## BRIEF 1
Decide whether each statement below agrees with the Nextcloud-on-AWS text. For each, answer yes or no and quote the deciding words of that text.
(a) The security group allows inbound SSH connections.
(b) The S3 bucket's lifecycle policy moves objects to OneZone-IA after 30 days.
(c) Files on the S3 bucket are currently encrypted.
## BRIEF 2
Pick up the Nextcloud-on-AWS text after its final note on data-at-rest encryption and continue it.

## PAGE TEXT
/aws-nextcloud-snap

NextCloud Snap Deployment on AWS using EC2 and S3

Apache License 2.0Apache-2.0

Cloudformation Template: Nextcloud on AWS using EC2 and S3

This template deploys a Nexcloud instance on AWS. The focus of the architecture is on cost-effectiveness and low maintenance/operational effort.

Core pillars are:

  • Using S3 OneZone-IA as data storage for your files
  • Using cheap EC2 instance types (e.g. t2.micro) and substituting missing RAM using a SWAP partition
  • Using Ubuntu 20.04 LTS for long-term support (Ubuntu configuration includes automatic security patching)
  • Using Nextcloud Snap to leverage a maintained and automatic-updated bundle of Nextcloud (including Apache/PHP, Redis, Mysql)

For a small setup (50 GB storage), the costs are only around 3$/month:

  • Storage: 0.5-1$ for 50 GB S3 OneZone-IA
  • Compute: 2-2.5$ for the EC2 instance (type t3a, reserved/full upfront)

Architecture

Architecture Overview

Notes:

  • No SSH inbound is allowed by the security group (instead, a IAM role is attached to use SSM for terminal login).
  • Even though HTTPS (port 443) is used for Nexcloud (auto-redirect port 80 -> 443), the let's encrypt certbot (which is activated in the snap/cloud-init) requires inbound port 80 for certificate renewal.
  • The Nextcloud Plugin for accessing S3 ("external Storage") needs to be configured using AWS Access ID/KEY. Therefore, an IAM user is created and Access ID and KEY is shown in the Output section of the CloudFormation stack.
  • The S3 bucket is created with an lifecycle policy to transition objects to OneZone-IA after 30 days.
  • Data-at-rest-encryption: EBS volumes are encrypted using default encryption. For encrypting files on the S3 bucket there is currently no solution. S3 client-side encryption using Nextcloud's encryption capabilities are not working (see Issue). S3 Sever-side encryption is not possible as it requires the client (Nextcloud/plugin) to send special headers which the plugin is not capable of.

## RAW DATA
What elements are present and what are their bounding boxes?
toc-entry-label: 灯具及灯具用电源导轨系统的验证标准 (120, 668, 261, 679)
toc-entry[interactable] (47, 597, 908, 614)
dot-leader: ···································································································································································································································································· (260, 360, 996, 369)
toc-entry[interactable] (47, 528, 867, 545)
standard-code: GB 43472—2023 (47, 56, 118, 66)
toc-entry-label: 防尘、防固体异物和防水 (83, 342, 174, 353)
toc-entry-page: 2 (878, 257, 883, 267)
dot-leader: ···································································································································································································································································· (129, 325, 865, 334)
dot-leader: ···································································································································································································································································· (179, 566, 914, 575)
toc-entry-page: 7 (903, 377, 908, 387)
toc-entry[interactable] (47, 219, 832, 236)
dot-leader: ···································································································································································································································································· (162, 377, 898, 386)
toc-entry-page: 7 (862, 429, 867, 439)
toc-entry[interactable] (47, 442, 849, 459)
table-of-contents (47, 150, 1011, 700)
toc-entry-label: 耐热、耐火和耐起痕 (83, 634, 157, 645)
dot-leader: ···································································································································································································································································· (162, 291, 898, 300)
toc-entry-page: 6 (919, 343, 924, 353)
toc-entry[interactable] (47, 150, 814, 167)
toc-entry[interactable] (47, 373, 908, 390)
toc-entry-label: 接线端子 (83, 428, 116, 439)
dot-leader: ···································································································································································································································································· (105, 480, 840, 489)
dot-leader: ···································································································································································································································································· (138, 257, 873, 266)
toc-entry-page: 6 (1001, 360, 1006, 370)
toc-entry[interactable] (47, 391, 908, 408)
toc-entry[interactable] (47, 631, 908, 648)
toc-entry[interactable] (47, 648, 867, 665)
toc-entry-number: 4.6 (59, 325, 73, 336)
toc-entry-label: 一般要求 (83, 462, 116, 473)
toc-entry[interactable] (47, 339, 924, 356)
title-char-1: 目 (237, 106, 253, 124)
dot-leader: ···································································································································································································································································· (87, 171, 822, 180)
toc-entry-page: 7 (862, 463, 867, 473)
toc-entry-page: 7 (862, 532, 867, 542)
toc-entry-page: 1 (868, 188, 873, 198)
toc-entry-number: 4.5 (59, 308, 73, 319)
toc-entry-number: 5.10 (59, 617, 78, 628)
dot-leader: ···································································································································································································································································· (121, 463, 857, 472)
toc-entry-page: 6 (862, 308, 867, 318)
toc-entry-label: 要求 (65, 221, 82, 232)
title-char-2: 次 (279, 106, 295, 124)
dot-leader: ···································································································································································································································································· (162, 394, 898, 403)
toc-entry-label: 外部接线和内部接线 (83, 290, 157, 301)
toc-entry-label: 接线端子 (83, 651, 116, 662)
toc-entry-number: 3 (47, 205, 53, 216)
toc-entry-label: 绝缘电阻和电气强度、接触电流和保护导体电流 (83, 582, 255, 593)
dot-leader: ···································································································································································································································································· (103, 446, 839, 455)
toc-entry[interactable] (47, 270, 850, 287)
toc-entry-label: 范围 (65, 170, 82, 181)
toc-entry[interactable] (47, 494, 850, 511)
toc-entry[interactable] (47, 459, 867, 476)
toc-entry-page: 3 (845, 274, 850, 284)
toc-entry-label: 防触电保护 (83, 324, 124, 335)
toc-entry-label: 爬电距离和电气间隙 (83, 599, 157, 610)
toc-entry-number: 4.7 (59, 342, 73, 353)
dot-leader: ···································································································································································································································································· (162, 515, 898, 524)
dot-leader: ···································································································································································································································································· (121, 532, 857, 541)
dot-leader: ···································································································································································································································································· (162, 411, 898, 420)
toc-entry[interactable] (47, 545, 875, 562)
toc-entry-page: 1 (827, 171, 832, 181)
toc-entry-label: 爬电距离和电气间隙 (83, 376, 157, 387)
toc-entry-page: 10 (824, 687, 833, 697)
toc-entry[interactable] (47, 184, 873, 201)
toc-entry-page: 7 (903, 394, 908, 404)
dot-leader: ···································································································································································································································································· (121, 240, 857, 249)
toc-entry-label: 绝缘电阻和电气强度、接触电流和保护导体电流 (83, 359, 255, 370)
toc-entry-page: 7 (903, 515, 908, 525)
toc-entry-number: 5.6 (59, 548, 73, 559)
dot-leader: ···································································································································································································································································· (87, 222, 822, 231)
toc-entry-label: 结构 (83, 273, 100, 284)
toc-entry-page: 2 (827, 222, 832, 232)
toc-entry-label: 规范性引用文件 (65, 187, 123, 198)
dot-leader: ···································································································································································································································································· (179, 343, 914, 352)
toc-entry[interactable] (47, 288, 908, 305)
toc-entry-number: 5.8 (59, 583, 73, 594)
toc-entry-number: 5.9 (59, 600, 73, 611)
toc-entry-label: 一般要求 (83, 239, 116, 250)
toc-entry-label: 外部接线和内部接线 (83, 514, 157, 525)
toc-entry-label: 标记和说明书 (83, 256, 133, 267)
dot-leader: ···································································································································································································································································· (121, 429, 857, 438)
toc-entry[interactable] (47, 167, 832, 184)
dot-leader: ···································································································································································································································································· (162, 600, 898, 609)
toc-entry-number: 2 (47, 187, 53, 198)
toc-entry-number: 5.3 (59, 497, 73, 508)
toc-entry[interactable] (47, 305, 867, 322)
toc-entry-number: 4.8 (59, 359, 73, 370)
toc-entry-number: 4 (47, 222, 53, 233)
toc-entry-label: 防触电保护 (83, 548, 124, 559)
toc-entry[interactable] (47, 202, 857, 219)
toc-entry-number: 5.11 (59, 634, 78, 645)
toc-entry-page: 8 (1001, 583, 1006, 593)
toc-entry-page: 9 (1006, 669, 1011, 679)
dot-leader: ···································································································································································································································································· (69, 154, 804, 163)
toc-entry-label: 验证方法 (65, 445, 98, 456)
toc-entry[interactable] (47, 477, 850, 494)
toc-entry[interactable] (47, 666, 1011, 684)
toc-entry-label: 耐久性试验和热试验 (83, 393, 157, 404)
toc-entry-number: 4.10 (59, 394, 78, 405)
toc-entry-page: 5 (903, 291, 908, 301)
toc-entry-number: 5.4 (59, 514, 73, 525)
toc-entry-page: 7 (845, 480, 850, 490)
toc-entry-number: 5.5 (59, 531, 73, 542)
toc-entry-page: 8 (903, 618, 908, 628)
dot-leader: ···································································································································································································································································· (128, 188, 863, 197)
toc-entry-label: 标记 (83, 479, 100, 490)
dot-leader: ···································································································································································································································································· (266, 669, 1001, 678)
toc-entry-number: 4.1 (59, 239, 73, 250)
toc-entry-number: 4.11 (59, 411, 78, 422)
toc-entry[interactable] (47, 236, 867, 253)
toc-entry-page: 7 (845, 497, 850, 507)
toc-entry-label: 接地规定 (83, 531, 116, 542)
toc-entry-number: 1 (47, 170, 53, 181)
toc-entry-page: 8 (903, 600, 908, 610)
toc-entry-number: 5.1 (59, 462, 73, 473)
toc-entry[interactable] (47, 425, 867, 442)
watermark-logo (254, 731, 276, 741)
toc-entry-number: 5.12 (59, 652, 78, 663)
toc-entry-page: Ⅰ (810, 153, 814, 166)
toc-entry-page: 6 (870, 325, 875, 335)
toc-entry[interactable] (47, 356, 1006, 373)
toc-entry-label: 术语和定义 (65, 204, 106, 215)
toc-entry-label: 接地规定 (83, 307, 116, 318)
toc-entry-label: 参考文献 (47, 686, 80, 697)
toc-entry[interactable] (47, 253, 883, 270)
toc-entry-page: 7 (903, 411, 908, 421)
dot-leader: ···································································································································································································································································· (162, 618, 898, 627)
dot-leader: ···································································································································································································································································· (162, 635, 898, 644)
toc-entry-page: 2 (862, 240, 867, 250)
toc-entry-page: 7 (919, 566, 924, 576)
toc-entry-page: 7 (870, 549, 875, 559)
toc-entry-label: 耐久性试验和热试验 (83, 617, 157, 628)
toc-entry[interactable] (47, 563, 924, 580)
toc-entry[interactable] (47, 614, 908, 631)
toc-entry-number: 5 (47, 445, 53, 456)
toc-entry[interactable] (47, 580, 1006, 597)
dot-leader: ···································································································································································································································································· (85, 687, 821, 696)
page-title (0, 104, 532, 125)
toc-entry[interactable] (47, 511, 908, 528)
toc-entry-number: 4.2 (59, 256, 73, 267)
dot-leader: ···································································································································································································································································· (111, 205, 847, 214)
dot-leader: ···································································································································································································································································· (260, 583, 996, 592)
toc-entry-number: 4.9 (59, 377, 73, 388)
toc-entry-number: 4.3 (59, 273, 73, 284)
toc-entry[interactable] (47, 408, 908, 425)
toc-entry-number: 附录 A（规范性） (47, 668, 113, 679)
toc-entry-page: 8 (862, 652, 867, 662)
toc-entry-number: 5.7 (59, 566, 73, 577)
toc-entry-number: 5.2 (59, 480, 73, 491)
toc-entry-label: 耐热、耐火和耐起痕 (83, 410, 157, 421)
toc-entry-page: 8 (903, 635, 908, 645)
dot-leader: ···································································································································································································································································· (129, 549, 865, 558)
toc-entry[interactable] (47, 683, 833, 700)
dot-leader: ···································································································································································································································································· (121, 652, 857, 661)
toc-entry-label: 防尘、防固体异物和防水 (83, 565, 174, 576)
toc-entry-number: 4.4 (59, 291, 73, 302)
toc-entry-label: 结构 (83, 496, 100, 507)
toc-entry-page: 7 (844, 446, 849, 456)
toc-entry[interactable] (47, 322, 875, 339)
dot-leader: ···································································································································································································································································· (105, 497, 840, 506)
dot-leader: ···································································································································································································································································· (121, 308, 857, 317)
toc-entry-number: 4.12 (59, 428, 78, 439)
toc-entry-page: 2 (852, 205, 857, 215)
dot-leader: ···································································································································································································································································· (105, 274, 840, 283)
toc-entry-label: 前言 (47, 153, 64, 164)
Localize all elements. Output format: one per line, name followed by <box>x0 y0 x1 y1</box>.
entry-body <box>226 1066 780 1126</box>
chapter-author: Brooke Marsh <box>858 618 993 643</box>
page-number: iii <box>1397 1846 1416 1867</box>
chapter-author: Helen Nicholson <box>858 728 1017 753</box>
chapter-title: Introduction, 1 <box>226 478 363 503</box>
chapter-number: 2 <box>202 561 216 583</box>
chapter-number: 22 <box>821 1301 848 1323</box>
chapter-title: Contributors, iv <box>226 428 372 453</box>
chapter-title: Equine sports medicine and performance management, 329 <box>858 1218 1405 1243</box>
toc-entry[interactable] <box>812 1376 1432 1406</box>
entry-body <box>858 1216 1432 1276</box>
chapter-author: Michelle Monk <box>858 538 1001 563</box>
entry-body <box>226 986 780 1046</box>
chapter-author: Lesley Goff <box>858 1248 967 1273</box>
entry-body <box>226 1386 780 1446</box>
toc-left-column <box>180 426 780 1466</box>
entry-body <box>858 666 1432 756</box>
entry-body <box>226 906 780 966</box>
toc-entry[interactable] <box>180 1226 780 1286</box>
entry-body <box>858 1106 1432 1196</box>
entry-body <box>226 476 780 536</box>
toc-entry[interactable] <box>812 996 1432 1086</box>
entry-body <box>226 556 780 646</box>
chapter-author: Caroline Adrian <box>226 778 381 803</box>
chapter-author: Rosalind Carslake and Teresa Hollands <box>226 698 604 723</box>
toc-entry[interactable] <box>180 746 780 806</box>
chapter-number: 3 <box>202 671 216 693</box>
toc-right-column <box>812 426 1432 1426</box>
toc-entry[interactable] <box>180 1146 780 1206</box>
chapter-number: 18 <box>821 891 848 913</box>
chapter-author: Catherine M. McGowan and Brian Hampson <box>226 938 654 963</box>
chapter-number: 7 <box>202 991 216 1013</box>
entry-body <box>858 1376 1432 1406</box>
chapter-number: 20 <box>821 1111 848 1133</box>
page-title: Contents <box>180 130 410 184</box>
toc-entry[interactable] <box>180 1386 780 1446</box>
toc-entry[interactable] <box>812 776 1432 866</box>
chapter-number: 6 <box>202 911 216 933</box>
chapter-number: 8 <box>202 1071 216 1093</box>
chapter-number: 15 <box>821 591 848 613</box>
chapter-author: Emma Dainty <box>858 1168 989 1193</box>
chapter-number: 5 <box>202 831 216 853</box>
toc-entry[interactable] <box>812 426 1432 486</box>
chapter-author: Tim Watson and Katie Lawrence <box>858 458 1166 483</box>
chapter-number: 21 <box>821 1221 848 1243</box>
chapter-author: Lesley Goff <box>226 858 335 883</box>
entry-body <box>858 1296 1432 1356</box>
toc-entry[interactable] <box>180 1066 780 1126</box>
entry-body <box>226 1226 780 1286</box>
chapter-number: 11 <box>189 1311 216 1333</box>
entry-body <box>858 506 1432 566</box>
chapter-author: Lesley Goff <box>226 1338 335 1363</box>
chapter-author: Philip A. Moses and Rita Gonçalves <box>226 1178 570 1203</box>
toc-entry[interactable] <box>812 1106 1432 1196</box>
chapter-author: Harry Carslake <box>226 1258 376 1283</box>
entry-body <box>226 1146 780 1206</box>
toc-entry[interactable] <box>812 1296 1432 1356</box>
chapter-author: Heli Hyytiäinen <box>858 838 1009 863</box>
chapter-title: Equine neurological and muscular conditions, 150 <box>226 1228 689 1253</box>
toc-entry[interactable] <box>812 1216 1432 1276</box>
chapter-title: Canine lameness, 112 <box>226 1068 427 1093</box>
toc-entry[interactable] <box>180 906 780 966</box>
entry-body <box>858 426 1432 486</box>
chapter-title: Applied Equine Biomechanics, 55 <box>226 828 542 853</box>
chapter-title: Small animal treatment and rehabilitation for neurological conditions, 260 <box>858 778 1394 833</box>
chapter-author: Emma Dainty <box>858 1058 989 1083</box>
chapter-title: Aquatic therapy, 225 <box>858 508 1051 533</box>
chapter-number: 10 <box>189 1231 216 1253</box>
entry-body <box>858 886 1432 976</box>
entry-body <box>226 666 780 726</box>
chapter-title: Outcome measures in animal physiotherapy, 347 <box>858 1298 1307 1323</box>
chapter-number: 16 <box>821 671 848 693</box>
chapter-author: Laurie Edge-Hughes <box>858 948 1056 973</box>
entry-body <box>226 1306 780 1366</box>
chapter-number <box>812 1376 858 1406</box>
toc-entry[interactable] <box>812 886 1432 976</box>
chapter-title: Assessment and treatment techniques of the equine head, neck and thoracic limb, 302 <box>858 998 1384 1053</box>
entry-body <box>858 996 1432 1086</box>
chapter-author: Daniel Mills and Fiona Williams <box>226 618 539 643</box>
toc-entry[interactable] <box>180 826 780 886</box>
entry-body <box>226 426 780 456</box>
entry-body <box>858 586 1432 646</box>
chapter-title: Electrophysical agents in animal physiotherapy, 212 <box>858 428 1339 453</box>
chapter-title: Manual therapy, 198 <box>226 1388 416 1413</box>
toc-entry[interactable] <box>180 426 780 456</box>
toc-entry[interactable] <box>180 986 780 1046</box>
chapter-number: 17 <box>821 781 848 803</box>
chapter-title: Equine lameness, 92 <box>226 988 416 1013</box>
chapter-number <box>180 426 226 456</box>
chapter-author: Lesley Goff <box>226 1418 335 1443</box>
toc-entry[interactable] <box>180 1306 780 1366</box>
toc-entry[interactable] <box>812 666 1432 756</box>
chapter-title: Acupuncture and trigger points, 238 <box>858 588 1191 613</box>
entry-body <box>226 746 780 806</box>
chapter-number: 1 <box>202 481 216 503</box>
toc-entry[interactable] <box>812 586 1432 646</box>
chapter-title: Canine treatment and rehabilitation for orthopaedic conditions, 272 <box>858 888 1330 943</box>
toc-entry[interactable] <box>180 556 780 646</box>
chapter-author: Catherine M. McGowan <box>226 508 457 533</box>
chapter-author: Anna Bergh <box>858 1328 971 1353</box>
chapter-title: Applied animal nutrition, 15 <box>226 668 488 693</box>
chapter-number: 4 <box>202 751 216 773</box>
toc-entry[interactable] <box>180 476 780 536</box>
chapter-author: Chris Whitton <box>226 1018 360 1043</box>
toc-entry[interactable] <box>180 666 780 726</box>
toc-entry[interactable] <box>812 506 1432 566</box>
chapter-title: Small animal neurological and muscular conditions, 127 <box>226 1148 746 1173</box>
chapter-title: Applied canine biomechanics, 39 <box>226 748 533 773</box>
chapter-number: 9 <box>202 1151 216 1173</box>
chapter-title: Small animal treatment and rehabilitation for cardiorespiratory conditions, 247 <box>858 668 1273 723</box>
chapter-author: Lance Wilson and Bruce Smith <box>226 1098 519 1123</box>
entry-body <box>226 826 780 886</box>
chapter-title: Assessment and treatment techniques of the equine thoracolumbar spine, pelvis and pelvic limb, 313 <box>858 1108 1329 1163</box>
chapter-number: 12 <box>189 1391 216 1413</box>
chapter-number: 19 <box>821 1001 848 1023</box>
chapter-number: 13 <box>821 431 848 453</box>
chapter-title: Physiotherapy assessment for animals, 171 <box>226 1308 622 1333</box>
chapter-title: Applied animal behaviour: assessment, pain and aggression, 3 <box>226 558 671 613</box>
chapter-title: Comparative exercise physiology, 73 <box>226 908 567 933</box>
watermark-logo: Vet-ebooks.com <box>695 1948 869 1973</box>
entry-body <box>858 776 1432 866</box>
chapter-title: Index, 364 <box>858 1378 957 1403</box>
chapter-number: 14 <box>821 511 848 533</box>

## EXPECTED OUTPUT 1
(a) No: "No SSH inbound is allowed by the security group"
(b) Yes: "The S3 bucket is created with an lifecycle policy to transition objects to OneZone-IA after 30 days."
(c) No: "For encrypting files on the S3 bucket there is currently no solution."

## EXPECTED OUTPUT 2
How to deploy

Cloudformation Deployment

  1. Go to the CloudFormation Web Console and deploy aws-nextcloud-eip.cfn.yaml. This will create an Elastic IPv4 Address. The IPv4 address will be shown in the outputs section of CloudFormation.
  2. Go to your domain registrar and set the A record of your Nextcloud (sub) domain to the Elastic IPv4 address.
  3. Go to the CloudFormation Web Console and deploy aws-nextcloud-snap.cfn.yaml. This will deploy the Nextcloud EC2 instance, Security Groups and an S3 bucket.

The Nexcloud instance will be fully installed and started using your provided username and password for the admin user.

Configuring S3 as file backend

  • On your Nextcloud webinterface, add two plugins rom the standard catalog: "External storage support" and "S3 Versioning"
  • In the Nextcloud settings, go to the general configuration of the "external storage" plugin.
  • Fill in the configuration for your S3 bucket by using the output section of the Cloudformation stack:
    • Bucket = your bucket name, e.g. <your-stack-name>-bucket
    • Host-Name = (leave empty)
    • Port = 443
    • Region = e.g. eu-central-1
    • Select SSL activation
    • The Key ID and Secret Access Key = (see CloudFormation's output section)

Login to your EC2 instance

  • At the AWS Console > EC2 Dashboard > <select your Instance> > Actions > Connect > Session Manager > Connect
  • sudo -i
  • Refer to Nextcloud Snap for information on the command line options.